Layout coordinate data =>
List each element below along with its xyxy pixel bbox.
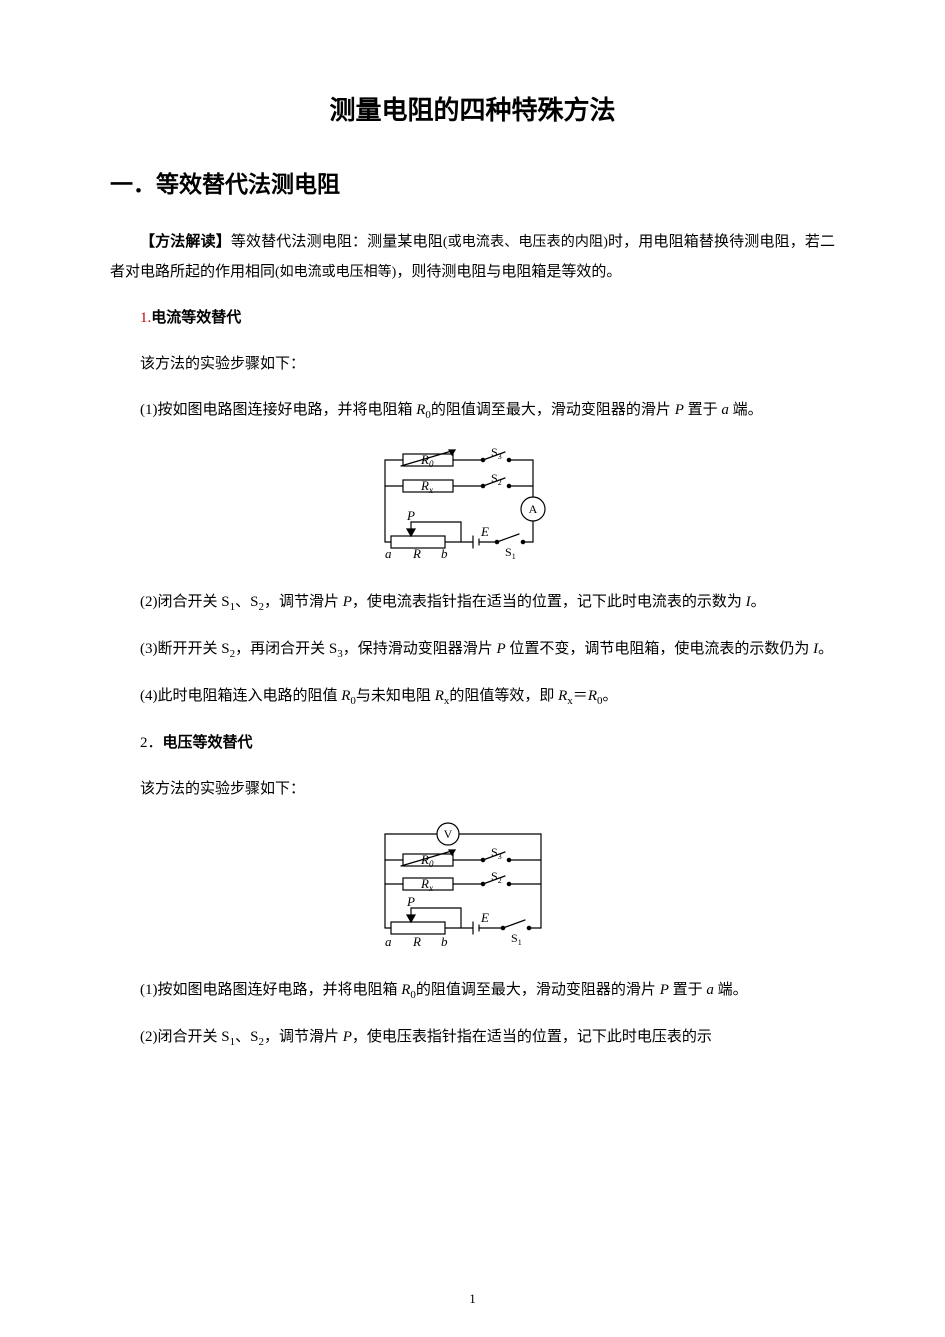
d1-b: b	[441, 546, 448, 561]
d1-a: a	[385, 546, 392, 561]
method2-steps-intro: 该方法的实验步骤如下：	[110, 774, 835, 804]
d1-S1: S1	[505, 545, 516, 561]
d2-S2: S2	[491, 869, 502, 885]
page-number: 1	[0, 1291, 945, 1307]
m1s2-e: 。	[751, 594, 766, 610]
m1s3-e: 。	[818, 641, 833, 657]
var-P2: P	[343, 594, 352, 610]
method1-step3: (3)断开开关 S2，再闭合开关 S3，保持滑动变阻器滑片 P 位置不变，调节电…	[110, 634, 835, 665]
m1s4-a: (4)此时电阻箱连入电路的阻值	[140, 688, 341, 704]
d1-E: E	[480, 524, 489, 539]
m1s2-d: ，使电流表指针指在适当的位置，记下此时电流表的示数为	[352, 594, 746, 610]
d2-S3: S3	[491, 845, 502, 861]
d1-S3: S3	[491, 445, 502, 461]
m1s3-d: 位置不变，调节电阻箱，使电流表的示数仍为	[506, 641, 814, 657]
d2-a: a	[385, 934, 392, 949]
doc-title: 测量电阻的四种特殊方法	[110, 90, 835, 127]
m1s2-b: 、S	[235, 594, 258, 610]
var-P5: P	[343, 1029, 352, 1045]
m1s1-b: 的阻值调至最大，滑动变阻器的滑片	[431, 402, 675, 418]
d2-R: R	[412, 934, 421, 949]
m1s4-c: 的阻值等效，即	[449, 688, 558, 704]
m2s1-c: 置于	[669, 982, 703, 998]
m1s4-d: ＝	[573, 688, 588, 704]
var-R0: R0	[416, 402, 431, 418]
page: 测量电阻的四种特殊方法 一．等效替代法测电阻 【方法解读】等效替代法测电阻：测量…	[0, 0, 945, 1337]
m2s1-b: 的阻值调至最大，滑动变阻器的滑片	[416, 982, 660, 998]
d1-R: R	[412, 546, 421, 561]
var-Rx2: Rx	[558, 688, 573, 704]
var-P4: P	[660, 982, 669, 998]
method1-step1: (1)按如图电路图连接好电路，并将电阻箱 R0的阻值调至最大，滑动变阻器的滑片 …	[110, 395, 835, 426]
method1-step2: (2)闭合开关 S1、S2，调节滑片 P，使电流表指针指在适当的位置，记下此时电…	[110, 587, 835, 618]
d1-A: A	[528, 502, 537, 516]
intro-note2: (如电流或电压相等)	[275, 265, 396, 280]
var-R0c: R0	[588, 688, 603, 704]
method2-num: 2．	[140, 735, 163, 751]
circuit-diagram-2: V R0 Rx S3 S2 S1 E P a R b	[363, 820, 583, 950]
var-Rx: Rx	[435, 688, 450, 704]
m2s1-d: 端。	[714, 982, 748, 998]
d2-V: V	[443, 827, 452, 841]
d2-E: E	[480, 910, 489, 925]
m1s4-e: 。	[602, 688, 617, 704]
d2-S1: S1	[511, 931, 522, 947]
m1s2-a: (2)闭合开关 S	[140, 594, 230, 610]
diagram1-wrap: R0 Rx A S3 S2 S1 E P a R b	[110, 442, 835, 567]
var-a2: a	[706, 982, 714, 998]
method1-steps-intro: 该方法的实验步骤如下：	[110, 349, 835, 379]
d2-b: b	[441, 934, 448, 949]
m2s2-c: ，调节滑片	[264, 1029, 343, 1045]
m2s2-a: (2)闭合开关 S	[140, 1029, 230, 1045]
m1s1-d: 端。	[729, 402, 763, 418]
d1-P: P	[406, 508, 415, 523]
method2-step1: (1)按如图电路图连好电路，并将电阻箱 R0的阻值调至最大，滑动变阻器的滑片 P…	[110, 975, 835, 1006]
m1s2-c: ，调节滑片	[264, 594, 343, 610]
d2-P: P	[406, 894, 415, 909]
var-P3: P	[496, 641, 505, 657]
m2s2-d: ，使电压表指针指在适当的位置，记下此时电压表的示	[352, 1029, 712, 1045]
intro-text-c: ，则待测电阻与电阻箱是等效的。	[396, 264, 621, 280]
m1s3-b: ，再闭合开关 S	[235, 641, 337, 657]
intro-label: 【方法解读】	[140, 234, 231, 250]
method1-step4: (4)此时电阻箱连入电路的阻值 R0与未知电阻 Rx的阻值等效，即 Rx＝R0。	[110, 681, 835, 712]
method2-title: 电压等效替代	[163, 735, 253, 751]
var-R0d: R0	[401, 982, 416, 998]
d1-S2: S2	[491, 471, 502, 487]
var-R0b: R0	[341, 688, 356, 704]
m1s3-a: (3)断开开关 S	[140, 641, 230, 657]
m1s1-c: 置于	[684, 402, 722, 418]
m1s1-a: (1)按如图电路图连接好电路，并将电阻箱	[140, 402, 416, 418]
intro-note1: (或电流表、电压表的内阻)	[443, 235, 608, 250]
m2s1-a: (1)按如图电路图连好电路，并将电阻箱	[140, 982, 401, 998]
section-heading: 一．等效替代法测电阻	[110, 165, 835, 199]
m2s2-b: 、S	[235, 1029, 258, 1045]
circuit-diagram-1: R0 Rx A S3 S2 S1 E P a R b	[363, 442, 583, 562]
method2-heading: 2．电压等效替代	[110, 728, 835, 758]
method2-step2: (2)闭合开关 S1、S2，调节滑片 P，使电压表指针指在适当的位置，记下此时电…	[110, 1022, 835, 1053]
m1s3-c: ，保持滑动变阻器滑片	[343, 641, 497, 657]
m1s4-b: 与未知电阻	[356, 688, 435, 704]
method1-heading: 1.电流等效替代	[110, 303, 835, 333]
var-a: a	[721, 402, 729, 418]
method1-num: 1.	[140, 310, 151, 326]
method1-title: 电流等效替代	[151, 310, 241, 326]
intro-paragraph: 【方法解读】等效替代法测电阻：测量某电阻(或电流表、电压表的内阻)时，用电阻箱替…	[110, 227, 835, 287]
diagram2-wrap: V R0 Rx S3 S2 S1 E P a R b	[110, 820, 835, 955]
intro-text-a: 等效替代法测电阻：测量某电阻	[231, 234, 443, 250]
var-P: P	[675, 402, 684, 418]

WHAT IS ASKED =>
Reproduce the entire listing above line for line without altering anything, and leave the picture out of your answer.

SOLUTION TO THIS EXERCISE =>
List each element below along with its xyxy pixel bbox.
d1-b: b	[441, 546, 448, 561]
d1-a: a	[385, 546, 392, 561]
method2-steps-intro: 该方法的实验步骤如下：	[110, 774, 835, 804]
d1-S1: S1	[505, 545, 516, 561]
d2-S2: S2	[491, 869, 502, 885]
page-number: 1	[0, 1291, 945, 1307]
m1s2-e: 。	[751, 594, 766, 610]
m1s3-e: 。	[818, 641, 833, 657]
var-P2: P	[343, 594, 352, 610]
method1-step3: (3)断开开关 S2，再闭合开关 S3，保持滑动变阻器滑片 P 位置不变，调节电…	[110, 634, 835, 665]
m1s4-a: (4)此时电阻箱连入电路的阻值	[140, 688, 341, 704]
d1-E: E	[480, 524, 489, 539]
m1s2-d: ，使电流表指针指在适当的位置，记下此时电流表的示数为	[352, 594, 746, 610]
d2-S3: S3	[491, 845, 502, 861]
d1-S3: S3	[491, 445, 502, 461]
m1s3-d: 位置不变，调节电阻箱，使电流表的示数仍为	[506, 641, 814, 657]
d2-a: a	[385, 934, 392, 949]
doc-title: 测量电阻的四种特殊方法	[110, 90, 835, 127]
m1s2-b: 、S	[235, 594, 258, 610]
var-P5: P	[343, 1029, 352, 1045]
m1s1-b: 的阻值调至最大，滑动变阻器的滑片	[431, 402, 675, 418]
d2-R: R	[412, 934, 421, 949]
m1s4-c: 的阻值等效，即	[449, 688, 558, 704]
m2s1-c: 置于	[669, 982, 703, 998]
m1s4-d: ＝	[573, 688, 588, 704]
var-R0: R0	[416, 402, 431, 418]
page: 测量电阻的四种特殊方法 一．等效替代法测电阻 【方法解读】等效替代法测电阻：测量…	[0, 0, 945, 1337]
m2s1-b: 的阻值调至最大，滑动变阻器的滑片	[416, 982, 660, 998]
d1-R: R	[412, 546, 421, 561]
var-Rx2: Rx	[558, 688, 573, 704]
var-P4: P	[660, 982, 669, 998]
method1-step1: (1)按如图电路图连接好电路，并将电阻箱 R0的阻值调至最大，滑动变阻器的滑片 …	[110, 395, 835, 426]
method1-step2: (2)闭合开关 S1、S2，调节滑片 P，使电流表指针指在适当的位置，记下此时电…	[110, 587, 835, 618]
d1-A: A	[528, 502, 537, 516]
intro-note2: (如电流或电压相等)	[275, 265, 396, 280]
var-R0c: R0	[588, 688, 603, 704]
method2-num: 2．	[140, 735, 163, 751]
circuit-diagram-2: V R0 Rx S3 S2 S1 E P a R b	[363, 820, 583, 950]
var-Rx: Rx	[435, 688, 450, 704]
m2s1-d: 端。	[714, 982, 748, 998]
d2-V: V	[443, 827, 452, 841]
d2-E: E	[480, 910, 489, 925]
m1s4-e: 。	[602, 688, 617, 704]
d2-S1: S1	[511, 931, 522, 947]
m1s2-a: (2)闭合开关 S	[140, 594, 230, 610]
diagram1-wrap: R0 Rx A S3 S2 S1 E P a R b	[110, 442, 835, 567]
var-a2: a	[706, 982, 714, 998]
method1-steps-intro: 该方法的实验步骤如下：	[110, 349, 835, 379]
d2-b: b	[441, 934, 448, 949]
m2s2-c: ，调节滑片	[264, 1029, 343, 1045]
m2s2-a: (2)闭合开关 S	[140, 1029, 230, 1045]
m1s1-d: 端。	[729, 402, 763, 418]
d1-P: P	[406, 508, 415, 523]
method2-step1: (1)按如图电路图连好电路，并将电阻箱 R0的阻值调至最大，滑动变阻器的滑片 P…	[110, 975, 835, 1006]
m1s2-c: ，调节滑片	[264, 594, 343, 610]
d2-P: P	[406, 894, 415, 909]
var-P3: P	[496, 641, 505, 657]
m2s2-d: ，使电压表指针指在适当的位置，记下此时电压表的示	[352, 1029, 712, 1045]
intro-text-c: ，则待测电阻与电阻箱是等效的。	[396, 264, 621, 280]
m1s3-b: ，再闭合开关 S	[235, 641, 337, 657]
intro-label: 【方法解读】	[140, 234, 231, 250]
method1-step4: (4)此时电阻箱连入电路的阻值 R0与未知电阻 Rx的阻值等效，即 Rx＝R0。	[110, 681, 835, 712]
method2-title: 电压等效替代	[163, 735, 253, 751]
var-R0d: R0	[401, 982, 416, 998]
d1-S2: S2	[491, 471, 502, 487]
var-R0b: R0	[341, 688, 356, 704]
m1s3-a: (3)断开开关 S	[140, 641, 230, 657]
m1s1-c: 置于	[684, 402, 722, 418]
m1s1-a: (1)按如图电路图连接好电路，并将电阻箱	[140, 402, 416, 418]
intro-note1: (或电流表、电压表的内阻)	[443, 235, 608, 250]
m2s1-a: (1)按如图电路图连好电路，并将电阻箱	[140, 982, 401, 998]
section-heading: 一．等效替代法测电阻	[110, 165, 835, 199]
m2s2-b: 、S	[235, 1029, 258, 1045]
circuit-diagram-1: R0 Rx A S3 S2 S1 E P a R b	[363, 442, 583, 562]
method2-heading: 2．电压等效替代	[110, 728, 835, 758]
method2-step2: (2)闭合开关 S1、S2，调节滑片 P，使电压表指针指在适当的位置，记下此时电…	[110, 1022, 835, 1053]
m1s3-c: ，保持滑动变阻器滑片	[343, 641, 497, 657]
m1s4-b: 与未知电阻	[356, 688, 435, 704]
method1-heading: 1.电流等效替代	[110, 303, 835, 333]
var-a: a	[721, 402, 729, 418]
method1-num: 1.	[140, 310, 151, 326]
method1-title: 电流等效替代	[151, 310, 241, 326]
intro-paragraph: 【方法解读】等效替代法测电阻：测量某电阻(或电流表、电压表的内阻)时，用电阻箱替…	[110, 227, 835, 287]
diagram2-wrap: V R0 Rx S3 S2 S1 E P a R b	[110, 820, 835, 955]
intro-text-a: 等效替代法测电阻：测量某电阻	[231, 234, 443, 250]
var-P: P	[675, 402, 684, 418]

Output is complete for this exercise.